▶ Listed entries
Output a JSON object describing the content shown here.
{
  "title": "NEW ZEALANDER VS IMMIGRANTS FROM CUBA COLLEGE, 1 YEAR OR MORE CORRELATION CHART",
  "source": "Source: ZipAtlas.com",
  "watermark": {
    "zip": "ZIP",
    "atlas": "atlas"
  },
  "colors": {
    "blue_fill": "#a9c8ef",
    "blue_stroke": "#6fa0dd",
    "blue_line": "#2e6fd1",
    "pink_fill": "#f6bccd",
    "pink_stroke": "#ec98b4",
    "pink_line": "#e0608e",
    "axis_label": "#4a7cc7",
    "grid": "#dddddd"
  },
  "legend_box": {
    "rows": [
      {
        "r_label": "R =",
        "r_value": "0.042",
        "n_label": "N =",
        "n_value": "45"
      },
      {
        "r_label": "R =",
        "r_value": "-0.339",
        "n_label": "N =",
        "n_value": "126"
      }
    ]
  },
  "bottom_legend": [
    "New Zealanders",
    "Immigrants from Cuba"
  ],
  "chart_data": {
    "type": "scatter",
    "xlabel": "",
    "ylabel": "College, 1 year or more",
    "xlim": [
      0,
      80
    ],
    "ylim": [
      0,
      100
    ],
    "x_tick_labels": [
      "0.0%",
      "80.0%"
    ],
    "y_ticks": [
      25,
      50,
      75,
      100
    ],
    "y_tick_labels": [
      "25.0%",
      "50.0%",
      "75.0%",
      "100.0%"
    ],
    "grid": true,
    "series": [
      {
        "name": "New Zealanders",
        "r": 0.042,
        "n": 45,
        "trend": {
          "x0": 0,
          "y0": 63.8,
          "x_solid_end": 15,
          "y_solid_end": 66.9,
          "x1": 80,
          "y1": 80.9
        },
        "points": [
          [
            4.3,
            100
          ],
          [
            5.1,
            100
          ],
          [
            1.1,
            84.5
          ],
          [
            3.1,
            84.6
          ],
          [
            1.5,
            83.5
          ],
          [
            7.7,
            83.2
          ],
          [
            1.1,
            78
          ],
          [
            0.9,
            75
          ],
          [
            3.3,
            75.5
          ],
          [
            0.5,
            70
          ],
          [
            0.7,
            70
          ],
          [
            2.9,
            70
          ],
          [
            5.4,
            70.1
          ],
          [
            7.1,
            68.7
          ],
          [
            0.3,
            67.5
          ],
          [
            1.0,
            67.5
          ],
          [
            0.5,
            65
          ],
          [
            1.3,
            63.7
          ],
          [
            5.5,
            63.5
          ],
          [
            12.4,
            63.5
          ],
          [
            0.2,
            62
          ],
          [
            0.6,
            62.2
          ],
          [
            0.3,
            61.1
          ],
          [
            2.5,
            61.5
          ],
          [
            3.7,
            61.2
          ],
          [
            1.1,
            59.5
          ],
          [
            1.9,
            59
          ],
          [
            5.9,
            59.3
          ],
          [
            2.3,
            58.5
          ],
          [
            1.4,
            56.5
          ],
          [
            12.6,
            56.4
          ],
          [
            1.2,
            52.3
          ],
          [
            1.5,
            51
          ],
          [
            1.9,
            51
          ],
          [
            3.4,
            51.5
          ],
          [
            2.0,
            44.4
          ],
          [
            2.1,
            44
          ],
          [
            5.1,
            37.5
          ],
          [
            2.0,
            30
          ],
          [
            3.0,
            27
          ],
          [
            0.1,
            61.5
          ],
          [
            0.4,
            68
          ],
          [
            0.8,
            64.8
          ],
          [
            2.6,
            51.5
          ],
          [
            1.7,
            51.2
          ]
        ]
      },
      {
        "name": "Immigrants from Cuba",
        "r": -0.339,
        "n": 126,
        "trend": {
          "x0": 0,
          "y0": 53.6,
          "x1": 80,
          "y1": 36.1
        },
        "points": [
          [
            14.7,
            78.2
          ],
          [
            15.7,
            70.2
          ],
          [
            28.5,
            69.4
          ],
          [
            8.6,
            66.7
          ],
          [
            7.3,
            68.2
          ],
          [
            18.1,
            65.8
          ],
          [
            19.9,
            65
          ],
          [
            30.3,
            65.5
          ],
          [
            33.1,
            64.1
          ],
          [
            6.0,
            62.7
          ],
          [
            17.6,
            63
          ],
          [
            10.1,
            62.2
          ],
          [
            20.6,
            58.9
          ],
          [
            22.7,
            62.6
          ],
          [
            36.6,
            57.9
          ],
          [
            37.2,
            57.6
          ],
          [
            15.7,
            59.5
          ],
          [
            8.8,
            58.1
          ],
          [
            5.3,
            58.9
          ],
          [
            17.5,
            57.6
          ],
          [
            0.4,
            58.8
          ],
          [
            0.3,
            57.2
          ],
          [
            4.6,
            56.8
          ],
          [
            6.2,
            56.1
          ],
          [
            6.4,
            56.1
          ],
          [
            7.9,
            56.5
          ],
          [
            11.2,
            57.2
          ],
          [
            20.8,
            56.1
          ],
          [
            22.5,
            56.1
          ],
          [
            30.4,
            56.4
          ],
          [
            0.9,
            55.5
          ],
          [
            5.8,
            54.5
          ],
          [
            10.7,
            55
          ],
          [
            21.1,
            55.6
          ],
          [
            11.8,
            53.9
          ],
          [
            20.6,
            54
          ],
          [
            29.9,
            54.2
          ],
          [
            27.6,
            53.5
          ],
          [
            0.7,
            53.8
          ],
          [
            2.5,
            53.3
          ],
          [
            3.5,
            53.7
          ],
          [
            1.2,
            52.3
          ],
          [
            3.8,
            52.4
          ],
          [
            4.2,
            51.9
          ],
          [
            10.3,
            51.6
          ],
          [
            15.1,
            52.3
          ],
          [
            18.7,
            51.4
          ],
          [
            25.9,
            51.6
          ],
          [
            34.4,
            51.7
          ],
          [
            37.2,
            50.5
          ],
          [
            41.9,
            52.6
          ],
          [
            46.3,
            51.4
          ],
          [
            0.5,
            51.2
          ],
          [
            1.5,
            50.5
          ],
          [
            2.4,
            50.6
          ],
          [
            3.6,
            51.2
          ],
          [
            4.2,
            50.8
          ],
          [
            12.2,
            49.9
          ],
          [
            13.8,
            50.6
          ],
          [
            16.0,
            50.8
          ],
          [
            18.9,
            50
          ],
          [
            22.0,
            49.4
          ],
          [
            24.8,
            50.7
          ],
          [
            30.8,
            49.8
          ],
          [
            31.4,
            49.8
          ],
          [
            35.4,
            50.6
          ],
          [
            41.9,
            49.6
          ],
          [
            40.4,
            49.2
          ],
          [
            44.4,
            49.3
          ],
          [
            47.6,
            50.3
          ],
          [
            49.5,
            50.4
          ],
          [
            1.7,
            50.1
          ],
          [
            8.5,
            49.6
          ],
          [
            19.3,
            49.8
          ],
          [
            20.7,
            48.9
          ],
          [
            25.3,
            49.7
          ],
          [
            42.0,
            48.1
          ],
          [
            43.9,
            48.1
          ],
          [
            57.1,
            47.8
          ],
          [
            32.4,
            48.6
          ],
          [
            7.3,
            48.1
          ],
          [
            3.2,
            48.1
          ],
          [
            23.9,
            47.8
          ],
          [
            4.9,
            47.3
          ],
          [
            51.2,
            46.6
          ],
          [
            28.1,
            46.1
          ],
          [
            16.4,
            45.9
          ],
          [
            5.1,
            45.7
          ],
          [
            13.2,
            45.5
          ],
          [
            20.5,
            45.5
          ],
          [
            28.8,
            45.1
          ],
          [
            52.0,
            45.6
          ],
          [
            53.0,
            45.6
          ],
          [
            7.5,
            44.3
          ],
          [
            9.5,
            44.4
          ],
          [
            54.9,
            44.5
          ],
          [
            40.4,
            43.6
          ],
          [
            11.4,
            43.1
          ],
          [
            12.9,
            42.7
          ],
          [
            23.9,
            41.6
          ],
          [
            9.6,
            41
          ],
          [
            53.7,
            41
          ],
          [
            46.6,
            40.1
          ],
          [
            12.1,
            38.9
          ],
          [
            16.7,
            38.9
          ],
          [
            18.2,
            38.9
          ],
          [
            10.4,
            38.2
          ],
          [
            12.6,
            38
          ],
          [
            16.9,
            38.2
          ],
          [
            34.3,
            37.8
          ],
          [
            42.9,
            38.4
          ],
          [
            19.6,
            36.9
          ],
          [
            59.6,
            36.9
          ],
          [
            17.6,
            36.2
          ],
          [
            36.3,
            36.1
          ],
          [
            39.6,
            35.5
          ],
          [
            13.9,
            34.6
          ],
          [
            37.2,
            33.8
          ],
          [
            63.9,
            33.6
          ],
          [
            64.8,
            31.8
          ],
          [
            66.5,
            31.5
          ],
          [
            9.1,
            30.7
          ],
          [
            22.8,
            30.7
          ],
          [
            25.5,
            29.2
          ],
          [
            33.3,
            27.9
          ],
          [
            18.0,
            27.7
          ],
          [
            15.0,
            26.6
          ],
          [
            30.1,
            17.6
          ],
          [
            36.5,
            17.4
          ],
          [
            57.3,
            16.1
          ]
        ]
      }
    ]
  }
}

▶ What to produce
Using the records above, gather all lines where the string "Zealanders" is present.

▶ Complete answer
    "New Zealanders",
        "name": "New Zealanders",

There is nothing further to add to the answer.